▼▼▼

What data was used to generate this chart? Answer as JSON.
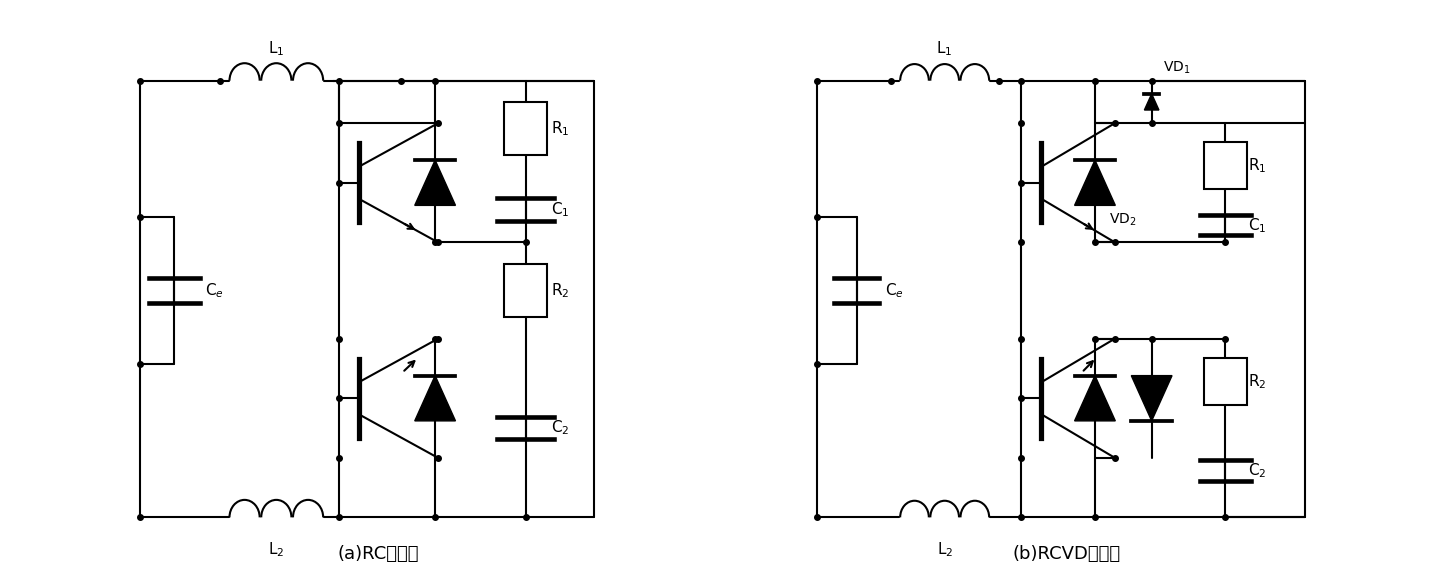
{
  "background_color": "#ffffff",
  "line_color": "#000000",
  "line_width": 1.5,
  "dot_size": 4,
  "label_a": "(a)RC吸收型",
  "label_b": "(b)RCVD吸收型",
  "label_fontsize": 13,
  "component_fontsize": 11,
  "sub_fontsize": 9
}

▲▲▲

-- Set problem --
All entries must be written out again exactly as given, with no pictures in the copy.

-- The reply --
What data was used to generate this chart? Answer as JSON.
{
  "background_color": "#ffffff",
  "line_color": "#000000",
  "line_width": 1.5,
  "dot_size": 4,
  "label_a": "(a)RC吸收型",
  "label_b": "(b)RCVD吸收型",
  "label_fontsize": 13,
  "component_fontsize": 11,
  "sub_fontsize": 9
}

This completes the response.